— What you are asked to do —
Reproduce all the entries precisely.

— Dataset content —
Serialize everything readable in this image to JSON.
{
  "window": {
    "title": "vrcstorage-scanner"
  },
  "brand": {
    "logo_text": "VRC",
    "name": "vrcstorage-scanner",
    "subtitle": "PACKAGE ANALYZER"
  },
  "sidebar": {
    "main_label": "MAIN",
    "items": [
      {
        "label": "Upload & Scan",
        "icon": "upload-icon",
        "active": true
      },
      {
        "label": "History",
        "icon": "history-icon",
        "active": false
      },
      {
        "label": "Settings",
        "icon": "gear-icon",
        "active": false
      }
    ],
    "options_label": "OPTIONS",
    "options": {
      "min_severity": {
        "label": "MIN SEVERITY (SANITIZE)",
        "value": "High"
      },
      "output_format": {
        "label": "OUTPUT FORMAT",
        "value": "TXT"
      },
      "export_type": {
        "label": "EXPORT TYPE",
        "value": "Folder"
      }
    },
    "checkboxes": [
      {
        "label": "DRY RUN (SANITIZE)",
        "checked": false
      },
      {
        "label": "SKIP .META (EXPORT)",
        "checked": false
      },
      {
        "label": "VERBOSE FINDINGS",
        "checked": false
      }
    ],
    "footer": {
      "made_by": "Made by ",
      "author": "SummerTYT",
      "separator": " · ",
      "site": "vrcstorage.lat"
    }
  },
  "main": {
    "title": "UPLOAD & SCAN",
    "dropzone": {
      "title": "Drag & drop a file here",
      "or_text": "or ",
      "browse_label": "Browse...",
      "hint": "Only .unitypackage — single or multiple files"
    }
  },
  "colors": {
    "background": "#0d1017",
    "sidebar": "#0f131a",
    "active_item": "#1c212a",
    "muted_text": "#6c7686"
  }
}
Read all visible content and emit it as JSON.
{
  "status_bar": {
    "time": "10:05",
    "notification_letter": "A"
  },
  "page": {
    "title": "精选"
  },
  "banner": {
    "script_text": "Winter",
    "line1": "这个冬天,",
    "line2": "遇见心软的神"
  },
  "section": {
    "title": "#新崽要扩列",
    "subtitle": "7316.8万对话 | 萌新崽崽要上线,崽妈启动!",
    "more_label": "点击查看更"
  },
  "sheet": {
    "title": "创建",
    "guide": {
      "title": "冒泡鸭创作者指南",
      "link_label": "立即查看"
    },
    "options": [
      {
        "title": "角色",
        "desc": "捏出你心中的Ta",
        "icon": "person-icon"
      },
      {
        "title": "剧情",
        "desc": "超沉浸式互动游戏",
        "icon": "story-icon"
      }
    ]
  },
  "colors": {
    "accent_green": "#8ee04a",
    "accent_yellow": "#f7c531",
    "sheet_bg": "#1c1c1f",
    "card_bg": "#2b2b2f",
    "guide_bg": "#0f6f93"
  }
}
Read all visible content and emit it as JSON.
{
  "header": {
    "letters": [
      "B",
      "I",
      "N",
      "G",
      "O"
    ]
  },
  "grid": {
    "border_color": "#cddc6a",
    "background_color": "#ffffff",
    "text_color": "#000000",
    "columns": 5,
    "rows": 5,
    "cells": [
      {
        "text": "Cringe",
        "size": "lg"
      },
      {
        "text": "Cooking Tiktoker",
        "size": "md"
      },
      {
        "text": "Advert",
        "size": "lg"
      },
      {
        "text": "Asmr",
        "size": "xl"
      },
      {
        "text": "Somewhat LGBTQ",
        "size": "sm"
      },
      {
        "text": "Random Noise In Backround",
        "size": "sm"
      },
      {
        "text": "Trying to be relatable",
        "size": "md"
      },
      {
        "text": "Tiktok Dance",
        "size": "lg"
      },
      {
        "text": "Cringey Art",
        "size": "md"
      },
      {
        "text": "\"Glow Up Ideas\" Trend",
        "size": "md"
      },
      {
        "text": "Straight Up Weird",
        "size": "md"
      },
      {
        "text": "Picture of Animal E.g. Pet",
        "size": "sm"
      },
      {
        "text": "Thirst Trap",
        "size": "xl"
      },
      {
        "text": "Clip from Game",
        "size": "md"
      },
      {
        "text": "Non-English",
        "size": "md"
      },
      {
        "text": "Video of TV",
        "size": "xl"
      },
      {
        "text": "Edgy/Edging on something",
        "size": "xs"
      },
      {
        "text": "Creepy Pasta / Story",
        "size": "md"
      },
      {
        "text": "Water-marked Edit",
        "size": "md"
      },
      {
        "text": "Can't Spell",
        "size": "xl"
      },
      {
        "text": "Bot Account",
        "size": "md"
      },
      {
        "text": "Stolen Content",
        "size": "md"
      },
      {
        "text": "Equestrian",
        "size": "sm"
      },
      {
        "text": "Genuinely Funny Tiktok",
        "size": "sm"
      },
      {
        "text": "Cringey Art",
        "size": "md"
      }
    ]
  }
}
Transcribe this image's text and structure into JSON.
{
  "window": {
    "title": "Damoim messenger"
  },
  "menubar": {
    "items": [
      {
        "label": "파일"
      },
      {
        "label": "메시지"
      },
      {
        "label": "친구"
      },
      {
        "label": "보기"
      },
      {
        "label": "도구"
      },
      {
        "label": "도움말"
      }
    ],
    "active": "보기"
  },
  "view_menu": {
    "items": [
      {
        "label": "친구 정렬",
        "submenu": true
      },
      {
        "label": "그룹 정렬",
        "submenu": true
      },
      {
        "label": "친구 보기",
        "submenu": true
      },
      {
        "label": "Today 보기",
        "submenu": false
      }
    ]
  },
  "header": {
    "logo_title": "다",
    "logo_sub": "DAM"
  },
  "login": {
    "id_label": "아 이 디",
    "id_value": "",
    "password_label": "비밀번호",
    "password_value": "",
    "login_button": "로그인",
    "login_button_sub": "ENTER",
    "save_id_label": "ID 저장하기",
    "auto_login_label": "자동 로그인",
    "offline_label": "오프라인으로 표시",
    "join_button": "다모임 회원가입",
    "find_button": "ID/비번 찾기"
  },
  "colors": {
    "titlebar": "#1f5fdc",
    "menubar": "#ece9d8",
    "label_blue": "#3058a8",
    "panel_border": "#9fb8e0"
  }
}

— Final answer —
Serialize everything readable in this image to JSON.
{
  "window": {
    "title": "vrcstorage-scanner"
  },
  "brand": {
    "logo_text": "VRC",
    "name": "vrcstorage-scanner",
    "subtitle": "PACKAGE ANALYZER"
  },
  "sidebar": {
    "main_label": "MAIN",
    "items": [
      {
        "label": "Upload & Scan",
        "icon": "upload-icon",
        "active": true
      },
      {
        "label": "History",
        "icon": "history-icon",
        "active": false
      },
      {
        "label": "Settings",
        "icon": "gear-icon",
        "active": false
      }
    ],
    "options_label": "OPTIONS",
    "options": {
      "min_severity": {
        "label": "MIN SEVERITY (SANITIZE)",
        "value": "High"
      },
      "output_format": {
        "label": "OUTPUT FORMAT",
        "value": "TXT"
      },
      "export_type": {
        "label": "EXPORT TYPE",
        "value": "Folder"
      }
    },
    "checkboxes": [
      {
        "label": "DRY RUN (SANITIZE)",
        "checked": false
      },
      {
        "label": "SKIP .META (EXPORT)",
        "checked": false
      },
      {
        "label": "VERBOSE FINDINGS",
        "checked": false
      }
    ],
    "footer": {
      "made_by": "Made by ",
      "author": "SummerTYT",
      "separator": " · ",
      "site": "vrcstorage.lat"
    }
  },
  "main": {
    "title": "UPLOAD & SCAN",
    "dropzone": {
      "title": "Drag & drop a file here",
      "or_text": "or ",
      "browse_label": "Browse...",
      "hint": "Only .unitypackage — single or multiple files"
    }
  },
  "colors": {
    "background": "#0d1017",
    "sidebar": "#0f131a",
    "active_item": "#1c212a",
    "muted_text": "#6c7686"
  }
}
Read all visible content and emit it as JSON.
{
  "status_bar": {
    "time": "10:05",
    "notification_letter": "A"
  },
  "page": {
    "title": "精选"
  },
  "banner": {
    "script_text": "Winter",
    "line1": "这个冬天,",
    "line2": "遇见心软的神"
  },
  "section": {
    "title": "#新崽要扩列",
    "subtitle": "7316.8万对话 | 萌新崽崽要上线,崽妈启动!",
    "more_label": "点击查看更"
  },
  "sheet": {
    "title": "创建",
    "guide": {
      "title": "冒泡鸭创作者指南",
      "link_label": "立即查看"
    },
    "options": [
      {
        "title": "角色",
        "desc": "捏出你心中的Ta",
        "icon": "person-icon"
      },
      {
        "title": "剧情",
        "desc": "超沉浸式互动游戏",
        "icon": "story-icon"
      }
    ]
  },
  "colors": {
    "accent_green": "#8ee04a",
    "accent_yellow": "#f7c531",
    "sheet_bg": "#1c1c1f",
    "card_bg": "#2b2b2f",
    "guide_bg": "#0f6f93"
  }
}
Read all visible content and emit it as JSON.
{
  "header": {
    "letters": [
      "B",
      "I",
      "N",
      "G",
      "O"
    ]
  },
  "grid": {
    "border_color": "#cddc6a",
    "background_color": "#ffffff",
    "text_color": "#000000",
    "columns": 5,
    "rows": 5,
    "cells": [
      {
        "text": "Cringe",
        "size": "lg"
      },
      {
        "text": "Cooking Tiktoker",
        "size": "md"
      },
      {
        "text": "Advert",
        "size": "lg"
      },
      {
        "text": "Asmr",
        "size": "xl"
      },
      {
        "text": "Somewhat LGBTQ",
        "size": "sm"
      },
      {
        "text": "Random Noise In Backround",
        "size": "sm"
      },
      {
        "text": "Trying to be relatable",
        "size": "md"
      },
      {
        "text": "Tiktok Dance",
        "size": "lg"
      },
      {
        "text": "Cringey Art",
        "size": "md"
      },
      {
        "text": "\"Glow Up Ideas\" Trend",
        "size": "md"
      },
      {
        "text": "Straight Up Weird",
        "size": "md"
      },
      {
        "text": "Picture of Animal E.g. Pet",
        "size": "sm"
      },
      {
        "text": "Thirst Trap",
        "size": "xl"
      },
      {
        "text": "Clip from Game",
        "size": "md"
      },
      {
        "text": "Non-English",
        "size": "md"
      },
      {
        "text": "Video of TV",
        "size": "xl"
      },
      {
        "text": "Edgy/Edging on something",
        "size": "xs"
      },
      {
        "text": "Creepy Pasta / Story",
        "size": "md"
      },
      {
        "text": "Water-marked Edit",
        "size": "md"
      },
      {
        "text": "Can't Spell",
        "size": "xl"
      },
      {
        "text": "Bot Account",
        "size": "md"
      },
      {
        "text": "Stolen Content",
        "size": "md"
      },
      {
        "text": "Equestrian",
        "size": "sm"
      },
      {
        "text": "Genuinely Funny Tiktok",
        "size": "sm"
      },
      {
        "text": "Cringey Art",
        "size": "md"
      }
    ]
  }
}
Transcribe this image's text and structure into JSON.
{
  "window": {
    "title": "Damoim messenger"
  },
  "menubar": {
    "items": [
      {
        "label": "파일"
      },
      {
        "label": "메시지"
      },
      {
        "label": "친구"
      },
      {
        "label": "보기"
      },
      {
        "label": "도구"
      },
      {
        "label": "도움말"
      }
    ],
    "active": "보기"
  },
  "view_menu": {
    "items": [
      {
        "label": "친구 정렬",
        "submenu": true
      },
      {
        "label": "그룹 정렬",
        "submenu": true
      },
      {
        "label": "친구 보기",
        "submenu": true
      },
      {
        "label": "Today 보기",
        "submenu": false
      }
    ]
  },
  "header": {
    "logo_title": "다",
    "logo_sub": "DAM"
  },
  "login": {
    "id_label": "아 이 디",
    "id_value": "",
    "password_label": "비밀번호",
    "password_value": "",
    "login_button": "로그인",
    "login_button_sub": "ENTER",
    "save_id_label": "ID 저장하기",
    "auto_login_label": "자동 로그인",
    "offline_label": "오프라인으로 표시",
    "join_button": "다모임 회원가입",
    "find_button": "ID/비번 찾기"
  },
  "colors": {
    "titlebar": "#1f5fdc",
    "menubar": "#ece9d8",
    "label_blue": "#3058a8",
    "panel_border": "#9fb8e0"
  }
}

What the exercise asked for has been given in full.